Data records
— start —

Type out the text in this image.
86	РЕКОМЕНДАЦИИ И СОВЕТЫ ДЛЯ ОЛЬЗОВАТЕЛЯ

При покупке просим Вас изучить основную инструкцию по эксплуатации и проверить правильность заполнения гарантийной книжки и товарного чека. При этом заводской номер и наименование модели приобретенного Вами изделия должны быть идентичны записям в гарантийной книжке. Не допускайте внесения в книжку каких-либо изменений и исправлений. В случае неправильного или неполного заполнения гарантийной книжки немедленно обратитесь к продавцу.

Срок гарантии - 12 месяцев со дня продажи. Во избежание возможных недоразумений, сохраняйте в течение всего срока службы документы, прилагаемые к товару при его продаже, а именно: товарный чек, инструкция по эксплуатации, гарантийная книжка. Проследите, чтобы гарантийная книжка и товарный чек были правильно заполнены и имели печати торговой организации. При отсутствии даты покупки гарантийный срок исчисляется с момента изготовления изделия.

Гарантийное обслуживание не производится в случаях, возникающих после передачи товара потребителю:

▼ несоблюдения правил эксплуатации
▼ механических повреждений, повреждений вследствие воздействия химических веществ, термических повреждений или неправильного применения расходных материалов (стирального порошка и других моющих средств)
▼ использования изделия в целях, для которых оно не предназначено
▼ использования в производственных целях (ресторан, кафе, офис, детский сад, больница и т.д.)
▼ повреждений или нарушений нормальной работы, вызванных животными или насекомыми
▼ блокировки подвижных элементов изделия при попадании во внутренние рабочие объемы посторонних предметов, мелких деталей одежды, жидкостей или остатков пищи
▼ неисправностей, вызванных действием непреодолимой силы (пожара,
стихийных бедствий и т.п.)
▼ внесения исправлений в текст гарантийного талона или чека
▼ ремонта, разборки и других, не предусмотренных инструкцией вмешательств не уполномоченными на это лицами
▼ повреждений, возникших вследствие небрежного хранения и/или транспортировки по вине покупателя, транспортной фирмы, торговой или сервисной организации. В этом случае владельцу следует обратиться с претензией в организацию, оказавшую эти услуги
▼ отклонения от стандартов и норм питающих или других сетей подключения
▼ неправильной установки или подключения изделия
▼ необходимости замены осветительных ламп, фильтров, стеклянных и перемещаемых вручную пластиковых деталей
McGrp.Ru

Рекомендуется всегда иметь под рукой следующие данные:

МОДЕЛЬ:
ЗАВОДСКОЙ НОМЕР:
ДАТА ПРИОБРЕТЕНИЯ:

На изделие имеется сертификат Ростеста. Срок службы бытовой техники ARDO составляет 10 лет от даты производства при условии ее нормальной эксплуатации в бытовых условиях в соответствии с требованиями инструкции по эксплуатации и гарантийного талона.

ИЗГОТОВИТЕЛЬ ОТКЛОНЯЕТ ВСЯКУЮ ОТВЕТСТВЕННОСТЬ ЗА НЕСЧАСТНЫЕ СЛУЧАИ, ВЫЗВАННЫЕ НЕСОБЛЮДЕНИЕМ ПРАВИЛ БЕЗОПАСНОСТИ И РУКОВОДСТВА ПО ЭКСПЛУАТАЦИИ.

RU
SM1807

— end —

§ **GIVEN TASK**
Reproduce every record above exactly as it appears.

§ **TASK OUTPUT**
Type out the text in this image.
86	РЕКОМЕНДАЦИИ И СОВЕТЫ ДЛЯ ОЛЬЗОВАТЕЛЯ

При покупке просим Вас изучить основную инструкцию по эксплуатации и проверить правильность заполнения гарантийной книжки и товарного чека. При этом заводской номер и наименование модели приобретенного Вами изделия должны быть идентичны записям в гарантийной книжке. Не допускайте внесения в книжку каких-либо изменений и исправлений. В случае неправильного или неполного заполнения гарантийной книжки немедленно обратитесь к продавцу.

Срок гарантии - 12 месяцев со дня продажи. Во избежание возможных недоразумений, сохраняйте в течение всего срока службы документы, прилагаемые к товару при его продаже, а именно: товарный чек, инструкция по эксплуатации, гарантийная книжка. Проследите, чтобы гарантийная книжка и товарный чек были правильно заполнены и имели печати торговой организации. При отсутствии даты покупки гарантийный срок исчисляется с момента изготовления изделия.

Гарантийное обслуживание не производится в случаях, возникающих после передачи товара потребителю:

▼ несоблюдения правил эксплуатации
▼ механических повреждений, повреждений вследствие воздействия химических веществ, термических повреждений или неправильного применения расходных материалов (стирального порошка и других моющих средств)
▼ использования изделия в целях, для которых оно не предназначено
▼ использования в производственных целях (ресторан, кафе, офис, детский сад, больница и т.д.)
▼ повреждений или нарушений нормальной работы, вызванных животными или насекомыми
▼ блокировки подвижных элементов изделия при попадании во внутренние рабочие объемы посторонних предметов, мелких деталей одежды, жидкостей или остатков пищи
▼ неисправностей, вызванных действием непреодолимой силы (пожара,
стихийных бедствий и т.п.)
▼ внесения исправлений в текст гарантийного талона или чека
▼ ремонта, разборки и других, не предусмотренных инструкцией вмешательств не уполномоченными на это лицами
▼ повреждений, возникших вследствие небрежного хранения и/или транспортировки по вине покупателя, транспортной фирмы, торговой или сервисной организации. В этом случае владельцу следует обратиться с претензией в организацию, оказавшую эти услуги
▼ отклонения от стандартов и норм питающих или других сетей подключения
▼ неправильной установки или подключения изделия
▼ необходимости замены осветительных ламп, фильтров, стеклянных и перемещаемых вручную пластиковых деталей
McGrp.Ru

Рекомендуется всегда иметь под рукой следующие данные:

МОДЕЛЬ:
ЗАВОДСКОЙ НОМЕР:
ДАТА ПРИОБРЕТЕНИЯ:

На изделие имеется сертификат Ростеста. Срок службы бытовой техники ARDO составляет 10 лет от даты производства при условии ее нормальной эксплуатации в бытовых условиях в соответствии с требованиями инструкции по эксплуатации и гарантийного талона.

ИЗГОТОВИТЕЛЬ ОТКЛОНЯЕТ ВСЯКУЮ ОТВЕТСТВЕННОСТЬ ЗА НЕСЧАСТНЫЕ СЛУЧАИ, ВЫЗВАННЫЕ НЕСОБЛЮДЕНИЕМ ПРАВИЛ БЕЗОПАСНОСТИ И РУКОВОДСТВА ПО ЭКСПЛУАТАЦИИ.

RU
SM1807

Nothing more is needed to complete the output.